• **Page extract**:
* Start *

Changes in society mean that many family members now live miles apart, in different towns and cities, sometimes even different countries. Caring for someone – or sharing the care of someone – who lives a long way from you brings its own set of challenges, worries and frustrations.

If you are involved in caring for someone from a distance, you will not be able to drop everything and travel miles every time there is a minor crisis.  

Arranging support from social services

Contact your local council and arrange for your relative/friend to have their needs assessed. If you can be there when the assessment takes place, mention that you are caring from a distance and cannot provide regular care for the person. This will be taken into account when the person’s support plan is determined.

The right kind of housing

Living in the right place is crucially important. Someone who is struggling to live alone in a two-storey house with an upstairs bathroom might get along fine in supported accommodation. If not, it might be time to consider residential care, perhaps closer to your own home.

If the person wants to remain living at home, you might consider some housing adaptations.


There are many ways in which technology can help with the challenges of distance caring.

Telecare and community alarms will give you peace of mind when you cannot be there, and daily living aids will help the other person to live independently.

Carers UK has lots of advice about equipment and technology.

If you are part of a wider group of family or friends who are helping to care for someone, then social media can help you keep up-to-date and share messages.

The Jointly app offers a simple, practical way for families to share information and co-ordinate the caring role among those who are helping to look after a loved one.

Sharing the caring role

Ask if anyone else is willing to share the caring role, even if it’s just a neighbour popping in once or twice a week to help with some domestic tasks. Depending on their individual circumstances and how many hours they care, they might even be eligible for Carer’s Allowance.


When you are caring from a distance, it’s essential to consider what might happen in the event of an emergency.  Travelling can be very tiring and if you are unwell, you might be unable to cope with the journey.

* End *

• **List of tasks**:
1. Translate this sentence from the text on caring from a distance into Spanish: "There are many ways in which technology can help with the challenges of distance caring."
2. According to the text on caring from a distance, what should you mention if you can attend the person's needs assessment?

• **Recorded information**:

* Start *

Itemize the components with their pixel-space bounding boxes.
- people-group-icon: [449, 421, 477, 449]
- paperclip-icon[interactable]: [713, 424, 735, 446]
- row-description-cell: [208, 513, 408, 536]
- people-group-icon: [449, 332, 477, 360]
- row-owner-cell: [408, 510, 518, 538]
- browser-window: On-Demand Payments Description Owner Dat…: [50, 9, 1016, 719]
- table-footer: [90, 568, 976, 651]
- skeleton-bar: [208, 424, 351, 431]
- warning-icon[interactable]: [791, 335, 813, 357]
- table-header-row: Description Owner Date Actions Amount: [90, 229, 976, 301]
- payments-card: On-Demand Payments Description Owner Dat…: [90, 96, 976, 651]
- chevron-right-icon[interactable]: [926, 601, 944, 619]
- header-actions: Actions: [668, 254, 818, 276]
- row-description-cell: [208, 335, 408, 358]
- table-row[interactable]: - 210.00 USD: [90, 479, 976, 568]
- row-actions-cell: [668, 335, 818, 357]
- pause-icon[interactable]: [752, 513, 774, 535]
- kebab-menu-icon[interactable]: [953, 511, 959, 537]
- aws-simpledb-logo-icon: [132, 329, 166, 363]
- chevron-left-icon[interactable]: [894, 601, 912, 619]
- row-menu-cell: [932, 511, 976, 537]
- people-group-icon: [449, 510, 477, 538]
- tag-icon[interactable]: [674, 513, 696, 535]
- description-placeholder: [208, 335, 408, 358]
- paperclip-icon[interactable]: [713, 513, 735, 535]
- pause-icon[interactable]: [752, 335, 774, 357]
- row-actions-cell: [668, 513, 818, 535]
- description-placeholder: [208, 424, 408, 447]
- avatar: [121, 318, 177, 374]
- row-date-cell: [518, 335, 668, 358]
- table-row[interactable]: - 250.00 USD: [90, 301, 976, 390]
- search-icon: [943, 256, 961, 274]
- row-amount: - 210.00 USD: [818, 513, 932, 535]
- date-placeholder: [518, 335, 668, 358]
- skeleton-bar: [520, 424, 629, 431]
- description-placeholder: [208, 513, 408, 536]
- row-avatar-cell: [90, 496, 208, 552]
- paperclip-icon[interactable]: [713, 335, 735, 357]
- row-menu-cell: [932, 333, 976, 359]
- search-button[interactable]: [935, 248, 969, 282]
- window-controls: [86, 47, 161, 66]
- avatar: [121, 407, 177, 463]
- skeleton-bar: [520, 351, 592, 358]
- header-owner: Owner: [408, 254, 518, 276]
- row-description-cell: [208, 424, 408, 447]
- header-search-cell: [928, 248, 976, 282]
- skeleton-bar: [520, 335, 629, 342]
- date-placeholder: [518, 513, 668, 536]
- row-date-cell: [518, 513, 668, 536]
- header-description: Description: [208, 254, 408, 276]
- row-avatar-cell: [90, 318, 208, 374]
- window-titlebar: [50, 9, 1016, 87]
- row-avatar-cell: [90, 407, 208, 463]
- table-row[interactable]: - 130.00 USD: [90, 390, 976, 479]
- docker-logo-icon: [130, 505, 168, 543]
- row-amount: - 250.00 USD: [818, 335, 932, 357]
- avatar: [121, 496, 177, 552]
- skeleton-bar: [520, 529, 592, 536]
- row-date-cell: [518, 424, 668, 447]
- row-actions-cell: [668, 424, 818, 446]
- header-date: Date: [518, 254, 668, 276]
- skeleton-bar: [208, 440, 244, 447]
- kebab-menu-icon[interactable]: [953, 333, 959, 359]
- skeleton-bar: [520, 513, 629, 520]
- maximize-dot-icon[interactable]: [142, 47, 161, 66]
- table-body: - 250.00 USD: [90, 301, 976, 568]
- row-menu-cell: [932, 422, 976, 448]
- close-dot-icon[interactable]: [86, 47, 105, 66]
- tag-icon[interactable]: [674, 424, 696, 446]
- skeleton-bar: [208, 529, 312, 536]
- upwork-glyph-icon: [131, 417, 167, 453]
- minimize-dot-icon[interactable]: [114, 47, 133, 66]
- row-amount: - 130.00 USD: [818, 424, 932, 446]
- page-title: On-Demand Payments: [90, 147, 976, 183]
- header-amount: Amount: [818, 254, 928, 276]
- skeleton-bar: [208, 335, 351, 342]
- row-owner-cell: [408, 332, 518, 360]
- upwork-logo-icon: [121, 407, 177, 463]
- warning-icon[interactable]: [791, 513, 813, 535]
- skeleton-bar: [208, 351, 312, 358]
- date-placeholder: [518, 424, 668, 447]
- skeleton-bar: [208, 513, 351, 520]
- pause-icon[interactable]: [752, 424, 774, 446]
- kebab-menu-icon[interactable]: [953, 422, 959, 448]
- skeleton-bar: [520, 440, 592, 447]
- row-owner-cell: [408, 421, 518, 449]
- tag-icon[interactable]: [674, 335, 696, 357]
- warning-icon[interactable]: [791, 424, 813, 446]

* End *

• **Per-task answers**:
1. Hay muchas formas en que la tecnología puede ayudar con los desafíos de cuidar a distancia.

2. That you are caring from a distance and cannot provide regular care for the person.